━━━━━ Entries provided

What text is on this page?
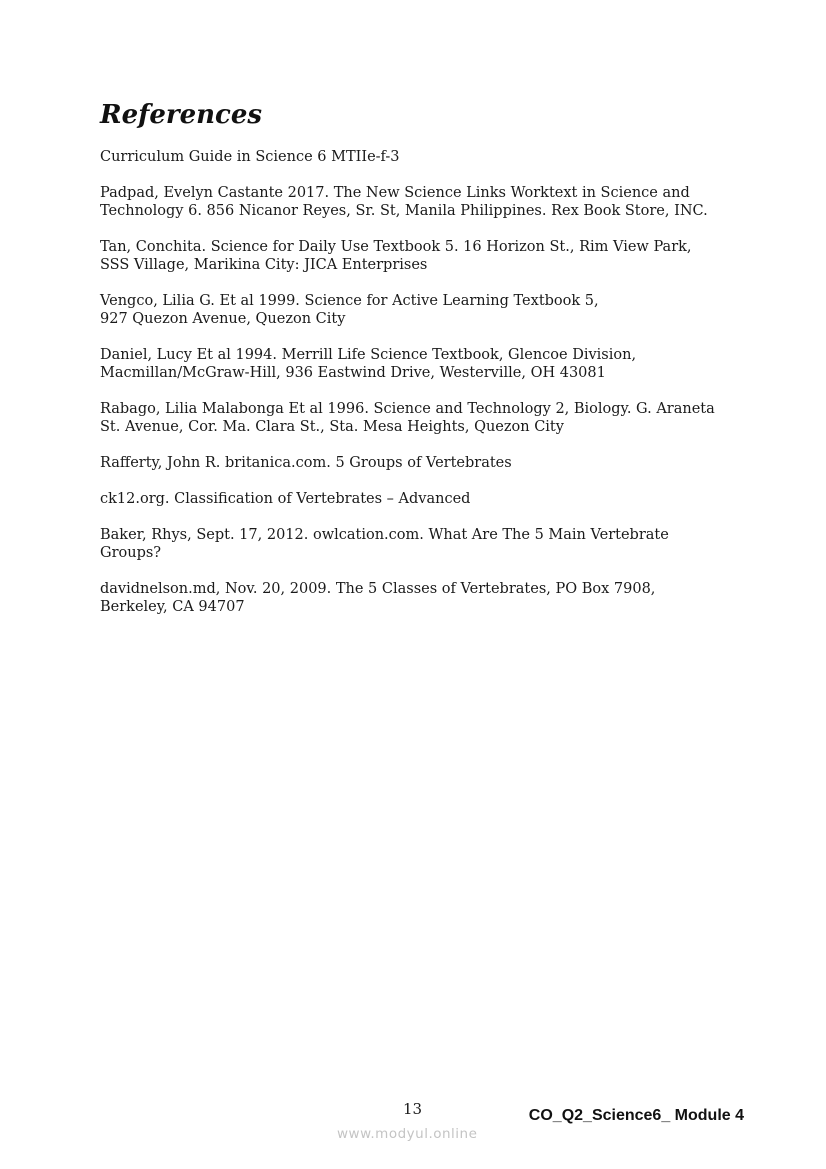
References
Curriculum Guide in Science 6 MTIIe-f-3
Padpad, Evelyn Castante 2017. The New Science Links Worktext in Science and
Technology 6. 856 Nicanor Reyes, Sr. St, Manila Philippines. Rex Book Store, INC.
Tan, Conchita. Science for Daily Use Textbook 5. 16 Horizon St., Rim View Park,
SSS Village, Marikina City: JICA Enterprises
Vengco, Lilia G. Et al 1999. Science for Active Learning Textbook 5,
927 Quezon Avenue, Quezon City
Daniel, Lucy Et al 1994. Merrill Life Science Textbook, Glencoe Division,
Macmillan/McGraw-Hill, 936 Eastwind Drive, Westerville, OH 43081
Rabago, Lilia Malabonga Et al 1996. Science and Technology 2, Biology. G. Araneta
St. Avenue, Cor. Ma. Clara St., Sta. Mesa Heights, Quezon City
Rafferty, John R. britanica.com. 5 Groups of Vertebrates
ck12.org. Classification of Vertebrates – Advanced
Baker, Rhys, Sept. 17, 2012. owlcation.com. What Are The 5 Main Vertebrate
Groups?
davidnelson.md, Nov. 20, 2009. The 5 Classes of Vertebrates, PO Box 7908,
Berkeley, CA 94707
13	CO_Q2_Science6_ Module 4
www.modyul.online
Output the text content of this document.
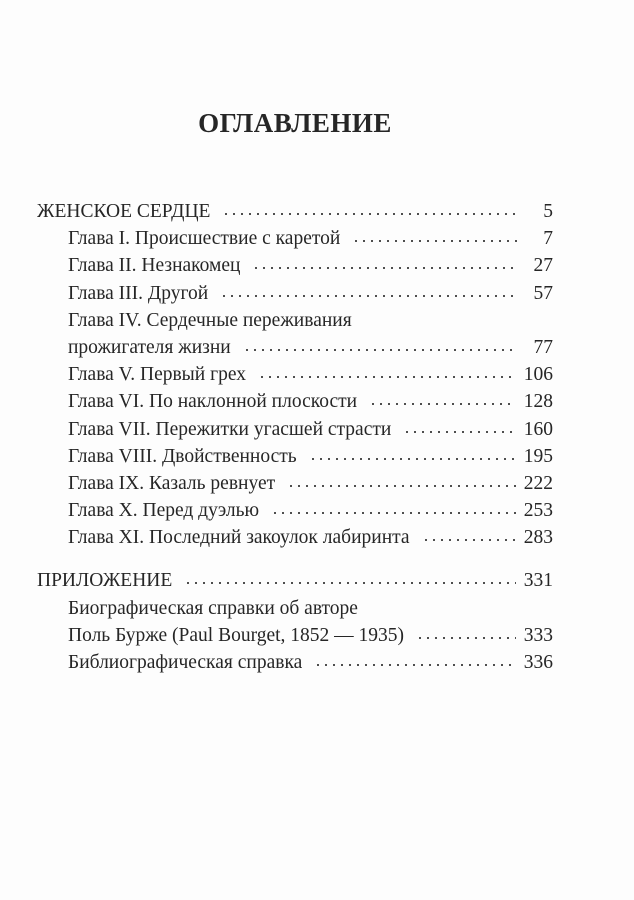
ОГЛАВЛЕНИЕ
ЖЕНСКОЕ СЕРДЦЕ	5
Глава I. Происшествие с каретой	7
Глава II. Незнакомец	27
Глава III. Другой	57
Глава IV. Сердечные переживания
прожигателя жизни	77
Глава V. Первый грех	106
Глава VI. По наклонной плоскости	128
Глава VII. Пережитки угасшей страсти	160
Глава VIII. Двойственность	195
Глава IX. Казаль ревнует	222
Глава X. Перед дуэлью	253
Глава XI. Последний закоулок лабиринта	283
ПРИЛОЖЕНИЕ	331
Биографическая справки об авторе
Поль Бурже (Paul Bourget, 1852 — 1935)	333
Библиографическая справка	336
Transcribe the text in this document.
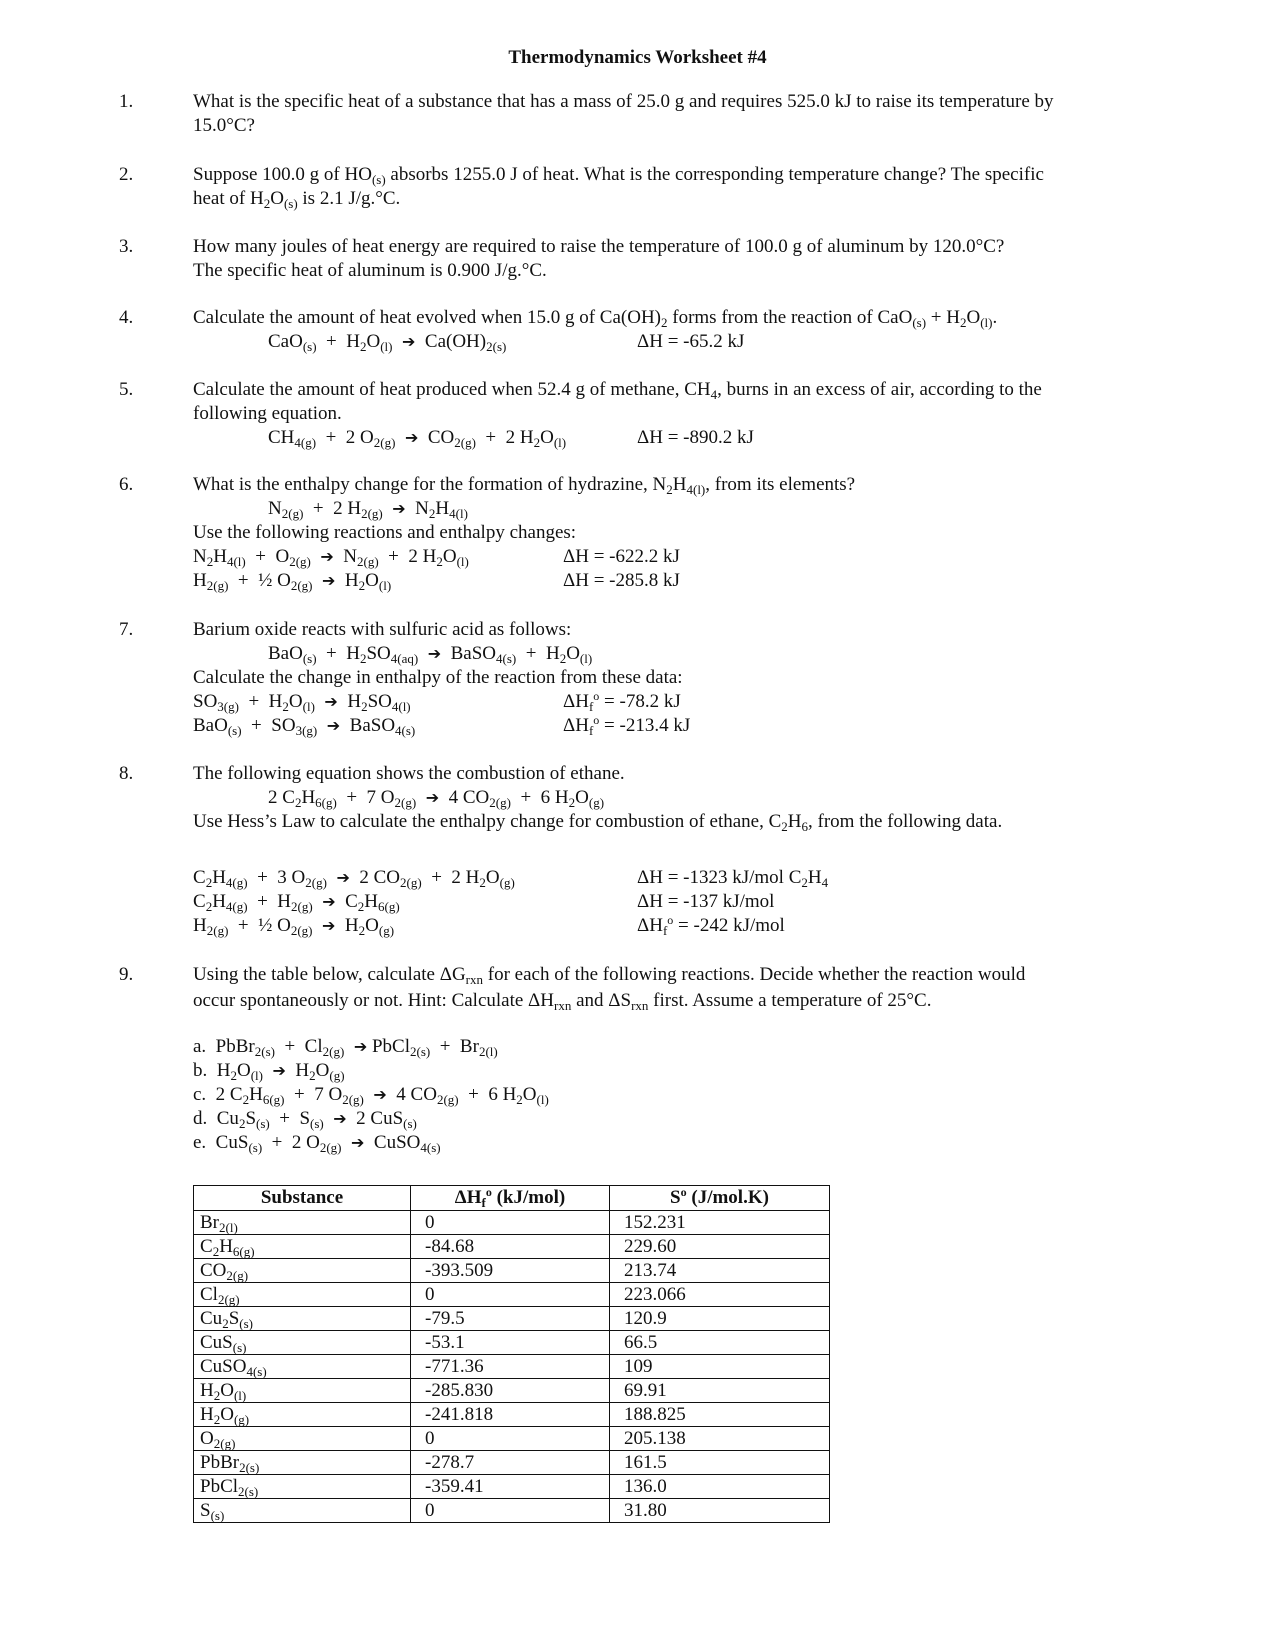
Thermodynamics Worksheet #4
1.	What is the specific heat of a substance that has a mass of 25.0 g and requires 525.0 kJ to raise its temperature by
15.0°C?
2.	Suppose 100.0 g of $HO_{(s)}$ absorbs 1255.0 J of heat. What is the corresponding temperature change? The specific
heat of $H_2O_{(s)}$ is 2.1 J/g.°C.
3.	How many joules of heat energy are required to raise the temperature of 100.0 g of aluminum by 120.0°C?
The specific heat of aluminum is 0.900 J/g.°C.
4.	Calculate the amount of heat evolved when 15.0 g of $Ca(OH)_2$ forms from the reaction of $CaO_{(s)} + H_2O_{(l)}$.
$CaO_{(s)} + H_2O_{(l)}$ ➔  $Ca(OH)_{2(s)}$	ΔH = -65.2 kJ
5.	Calculate the amount of heat produced when 52.4 g of methane, $CH_4$, burns in an excess of air, according to the
following equation.
$CH_{4(g)} + 2$ $O_{2(g)}$ ➔  $CO_{2(g)} + 2$ $H_2O_{(l)}$	ΔH = -890.2 kJ
6.	What is the enthalpy change for the formation of hydrazine, $N_2H_{4(l)}$, from its elements?
$N_{2(g)} + 2$ $H_{2(g)}$ ➔  $N_2H_{4(l)}$
Use the following reactions and enthalpy changes:
$N_2H_{4(l)} + O_{2(g)}$ ➔  $N_{2(g)} + 2$ $H_2O_{(l)}$	ΔH = -622.2 kJ
$H_{2(g)}$  +  ½ $O_{2(g)}$ ➔  $H_2O_{(l)}$	ΔH = -285.8 kJ
7.	Barium oxide reacts with sulfuric acid as follows:
$BaO_{(s)} + H_2SO_{4(aq)}$ ➔  BaSO$_{4(s)}$  +  $H_2O_{(l)}$
Calculate the change in enthalpy of the reaction from these data:
$SO_{3(g)} + H_2O_{(l)}$ ➔  $H_2SO_{4(l)}$	$\Delta H_f^o = -78.2$ kJ
$BaO_{(s)} + SO_{3(g)}$ ➔  BaSO$_{4(s)}$	$\Delta H_f^o = -213.4$ kJ
8.	The following equation shows the combustion of ethane.
2 $C_2H_{6(g)} + 7$ $O_{2(g)}$ ➔  4 $CO_{2(g)} + 6$ $H_2O_{(g)}$
Use Hess’s Law to calculate the enthalpy change for combustion of ethane, $C_2H_6$, from the following data.
$C_2H_{4(g)} + 3$ $O_{2(g)}$ ➔  2 $CO_{2(g)} + 2$ $H_2O_{(g)}$	ΔH = -1323 kJ/mol $C_2H_4$
$C_2H_{4(g)} + H_{2(g)}$ ➔  $C_2H_{6(g)}$	ΔH = -137 kJ/mol
$H_{2(g)}$  +  ½ $O_{2(g)}$ ➔  $H_2O_{(g)}$	$\Delta H_f^o = -242$ kJ/mol
9.	Using the table below, calculate $\Delta G_{rxn}$ for each of the following reactions. Decide whether the reaction would
occur spontaneously or not. Hint: Calculate $\Delta H_{rxn}$ and $\Delta S_{rxn}$ first. Assume a temperature of 25°C.
a.  PbBr$_{2(s)}$  +  $Cl_{2(g)}$ ➔ PbCl$_{2(s)}$  +  $Br_{2(l)}$
b.  $H_2O_{(l)}$ ➔  $H_2O_{(g)}$
c.  2 $C_2H_{6(g)} + 7$ $O_{2(g)}$ ➔  4 $CO_{2(g)} + 6$ $H_2O_{(l)}$
d.  $Cu_2S_{(s)} + S_{(s)}$ ➔  2 CuS$_{(s)}$
e.  CuS$_{(s)}$  +  2 $O_{2(g)}$ ➔  CuSO$_{4(s)}$
Substance	$\Delta H_f^o$ (kJ/mol)	$S^o$ (J/mol.K)
$Br_{2(l)}$	0	152.231
$C_2H_{6(g)}$	-84.68	229.60
$CO_{2(g)}$	-393.509	213.74
$Cl_{2(g)}$	0	223.066
$Cu_2S_{(s)}$	-79.5	120.9
CuS$_{(s)}$	-53.1	66.5
CuSO$_{4(s)}$	-771.36	109
$H_2O_{(l)}$	-285.830	69.91
$H_2O_{(g)}$	-241.818	188.825
$O_{2(g)}$	0	205.138
PbBr$_{2(s)}$	-278.7	161.5
PbCl$_{2(s)}$	-359.41	136.0
$S_{(s)}$	0	31.80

━━━━━━━━━━

Make an exact copy of every entry above, minus the images.

-- Answer below --
What text is on this page?
References
Curriculum Guide in Science 6 MTIIe-f-3
Padpad, Evelyn Castante 2017. The New Science Links Worktext in Science and
Technology 6. 856 Nicanor Reyes, Sr. St, Manila Philippines. Rex Book Store, INC.
Tan, Conchita. Science for Daily Use Textbook 5. 16 Horizon St., Rim View Park,
SSS Village, Marikina City: JICA Enterprises
Vengco, Lilia G. Et al 1999. Science for Active Learning Textbook 5,
927 Quezon Avenue, Quezon City
Daniel, Lucy Et al 1994. Merrill Life Science Textbook, Glencoe Division,
Macmillan/McGraw-Hill, 936 Eastwind Drive, Westerville, OH 43081
Rabago, Lilia Malabonga Et al 1996. Science and Technology 2, Biology. G. Araneta
St. Avenue, Cor. Ma. Clara St., Sta. Mesa Heights, Quezon City
Rafferty, John R. britanica.com. 5 Groups of Vertebrates
ck12.org. Classification of Vertebrates – Advanced
Baker, Rhys, Sept. 17, 2012. owlcation.com. What Are The 5 Main Vertebrate
Groups?
davidnelson.md, Nov. 20, 2009. The 5 Classes of Vertebrates, PO Box 7908,
Berkeley, CA 94707
13	CO_Q2_Science6_ Module 4
www.modyul.online
Output the text content of this document.
ОГЛАВЛЕНИЕ
ЖЕНСКОЕ СЕРДЦЕ	5
Глава I. Происшествие с каретой	7
Глава II. Незнакомец	27
Глава III. Другой	57
Глава IV. Сердечные переживания
прожигателя жизни	77
Глава V. Первый грех	106
Глава VI. По наклонной плоскости	128
Глава VII. Пережитки угасшей страсти	160
Глава VIII. Двойственность	195
Глава IX. Казаль ревнует	222
Глава X. Перед дуэлью	253
Глава XI. Последний закоулок лабиринта	283
ПРИЛОЖЕНИЕ	331
Биографическая справки об авторе
Поль Бурже (Paul Bourget, 1852 — 1935)	333
Библиографическая справка	336
Transcribe the text in this document.
Thermodynamics Worksheet #4
1.	What is the specific heat of a substance that has a mass of 25.0 g and requires 525.0 kJ to raise its temperature by
15.0°C?
2.	Suppose 100.0 g of $HO_{(s)}$ absorbs 1255.0 J of heat. What is the corresponding temperature change? The specific
heat of $H_2O_{(s)}$ is 2.1 J/g.°C.
3.	How many joules of heat energy are required to raise the temperature of 100.0 g of aluminum by 120.0°C?
The specific heat of aluminum is 0.900 J/g.°C.
4.	Calculate the amount of heat evolved when 15.0 g of $Ca(OH)_2$ forms from the reaction of $CaO_{(s)} + H_2O_{(l)}$.
$CaO_{(s)} + H_2O_{(l)}$ ➔  $Ca(OH)_{2(s)}$	ΔH = -65.2 kJ
5.	Calculate the amount of heat produced when 52.4 g of methane, $CH_4$, burns in an excess of air, according to the
following equation.
$CH_{4(g)} + 2$ $O_{2(g)}$ ➔  $CO_{2(g)} + 2$ $H_2O_{(l)}$	ΔH = -890.2 kJ
6.	What is the enthalpy change for the formation of hydrazine, $N_2H_{4(l)}$, from its elements?
$N_{2(g)} + 2$ $H_{2(g)}$ ➔  $N_2H_{4(l)}$
Use the following reactions and enthalpy changes:
$N_2H_{4(l)} + O_{2(g)}$ ➔  $N_{2(g)} + 2$ $H_2O_{(l)}$	ΔH = -622.2 kJ
$H_{2(g)}$  +  ½ $O_{2(g)}$ ➔  $H_2O_{(l)}$	ΔH = -285.8 kJ
7.	Barium oxide reacts with sulfuric acid as follows:
$BaO_{(s)} + H_2SO_{4(aq)}$ ➔  BaSO$_{4(s)}$  +  $H_2O_{(l)}$
Calculate the change in enthalpy of the reaction from these data:
$SO_{3(g)} + H_2O_{(l)}$ ➔  $H_2SO_{4(l)}$	$\Delta H_f^o = -78.2$ kJ
$BaO_{(s)} + SO_{3(g)}$ ➔  BaSO$_{4(s)}$	$\Delta H_f^o = -213.4$ kJ
8.	The following equation shows the combustion of ethane.
2 $C_2H_{6(g)} + 7$ $O_{2(g)}$ ➔  4 $CO_{2(g)} + 6$ $H_2O_{(g)}$
Use Hess’s Law to calculate the enthalpy change for combustion of ethane, $C_2H_6$, from the following data.
$C_2H_{4(g)} + 3$ $O_{2(g)}$ ➔  2 $CO_{2(g)} + 2$ $H_2O_{(g)}$	ΔH = -1323 kJ/mol $C_2H_4$
$C_2H_{4(g)} + H_{2(g)}$ ➔  $C_2H_{6(g)}$	ΔH = -137 kJ/mol
$H_{2(g)}$  +  ½ $O_{2(g)}$ ➔  $H_2O_{(g)}$	$\Delta H_f^o = -242$ kJ/mol
9.	Using the table below, calculate $\Delta G_{rxn}$ for each of the following reactions. Decide whether the reaction would
occur spontaneously or not. Hint: Calculate $\Delta H_{rxn}$ and $\Delta S_{rxn}$ first. Assume a temperature of 25°C.
a.  PbBr$_{2(s)}$  +  $Cl_{2(g)}$ ➔ PbCl$_{2(s)}$  +  $Br_{2(l)}$
b.  $H_2O_{(l)}$ ➔  $H_2O_{(g)}$
c.  2 $C_2H_{6(g)} + 7$ $O_{2(g)}$ ➔  4 $CO_{2(g)} + 6$ $H_2O_{(l)}$
d.  $Cu_2S_{(s)} + S_{(s)}$ ➔  2 CuS$_{(s)}$
e.  CuS$_{(s)}$  +  2 $O_{2(g)}$ ➔  CuSO$_{4(s)}$
Substance	$\Delta H_f^o$ (kJ/mol)	$S^o$ (J/mol.K)
$Br_{2(l)}$	0	152.231
$C_2H_{6(g)}$	-84.68	229.60
$CO_{2(g)}$	-393.509	213.74
$Cl_{2(g)}$	0	223.066
$Cu_2S_{(s)}$	-79.5	120.9
CuS$_{(s)}$	-53.1	66.5
CuSO$_{4(s)}$	-771.36	109
$H_2O_{(l)}$	-285.830	69.91
$H_2O_{(g)}$	-241.818	188.825
$O_{2(g)}$	0	205.138
PbBr$_{2(s)}$	-278.7	161.5
PbCl$_{2(s)}$	-359.41	136.0
$S_{(s)}$	0	31.80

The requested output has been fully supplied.